Collection entries
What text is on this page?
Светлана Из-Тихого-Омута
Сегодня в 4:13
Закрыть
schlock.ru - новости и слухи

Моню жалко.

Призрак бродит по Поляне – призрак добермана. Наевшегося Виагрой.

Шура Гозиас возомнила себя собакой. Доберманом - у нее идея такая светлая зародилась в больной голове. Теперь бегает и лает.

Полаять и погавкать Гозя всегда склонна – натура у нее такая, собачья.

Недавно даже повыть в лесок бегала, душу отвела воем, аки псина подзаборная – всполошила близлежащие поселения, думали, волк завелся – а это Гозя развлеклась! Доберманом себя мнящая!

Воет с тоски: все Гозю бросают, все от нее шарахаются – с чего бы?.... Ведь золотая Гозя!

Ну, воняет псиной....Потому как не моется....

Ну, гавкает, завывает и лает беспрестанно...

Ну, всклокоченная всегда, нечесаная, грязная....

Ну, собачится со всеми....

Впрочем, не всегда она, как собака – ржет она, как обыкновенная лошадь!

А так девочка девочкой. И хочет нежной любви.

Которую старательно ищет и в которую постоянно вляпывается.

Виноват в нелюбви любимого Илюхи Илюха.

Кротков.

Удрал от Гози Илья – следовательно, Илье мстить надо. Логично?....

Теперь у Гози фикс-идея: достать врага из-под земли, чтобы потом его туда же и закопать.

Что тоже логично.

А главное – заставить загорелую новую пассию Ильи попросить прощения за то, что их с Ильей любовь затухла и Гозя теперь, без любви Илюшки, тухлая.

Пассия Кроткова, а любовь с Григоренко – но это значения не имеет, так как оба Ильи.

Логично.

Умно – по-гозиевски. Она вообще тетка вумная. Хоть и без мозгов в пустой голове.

● **WHAT IS NEEDED**:
Your task is to repeat every entry exactly.

● **EXERCISE RESPONSE**:
What text is on this page?
Светлана Из-Тихого-Омута
Сегодня в 4:13
Закрыть
schlock.ru - новости и слухи

Моню жалко.

Призрак бродит по Поляне – призрак добермана. Наевшегося Виагрой.

Шура Гозиас возомнила себя собакой. Доберманом - у нее идея такая светлая зародилась в больной голове. Теперь бегает и лает.

Полаять и погавкать Гозя всегда склонна – натура у нее такая, собачья.

Недавно даже повыть в лесок бегала, душу отвела воем, аки псина подзаборная – всполошила близлежащие поселения, думали, волк завелся – а это Гозя развлеклась! Доберманом себя мнящая!

Воет с тоски: все Гозю бросают, все от нее шарахаются – с чего бы?.... Ведь золотая Гозя!

Ну, воняет псиной....Потому как не моется....

Ну, гавкает, завывает и лает беспрестанно...

Ну, всклокоченная всегда, нечесаная, грязная....

Ну, собачится со всеми....

Впрочем, не всегда она, как собака – ржет она, как обыкновенная лошадь!

А так девочка девочкой. И хочет нежной любви.

Которую старательно ищет и в которую постоянно вляпывается.

Виноват в нелюбви любимого Илюхи Илюха.

Кротков.

Удрал от Гози Илья – следовательно, Илье мстить надо. Логично?....

Теперь у Гози фикс-идея: достать врага из-под земли, чтобы потом его туда же и закопать.

Что тоже логично.

А главное – заставить загорелую новую пассию Ильи попросить прощения за то, что их с Ильей любовь затухла и Гозя теперь, без любви Илюшки, тухлая.

Пассия Кроткова, а любовь с Григоренко – но это значения не имеет, так как оба Ильи.

Логично.

Умно – по-гозиевски. Она вообще тетка вумная. Хоть и без мозгов в пустой голове.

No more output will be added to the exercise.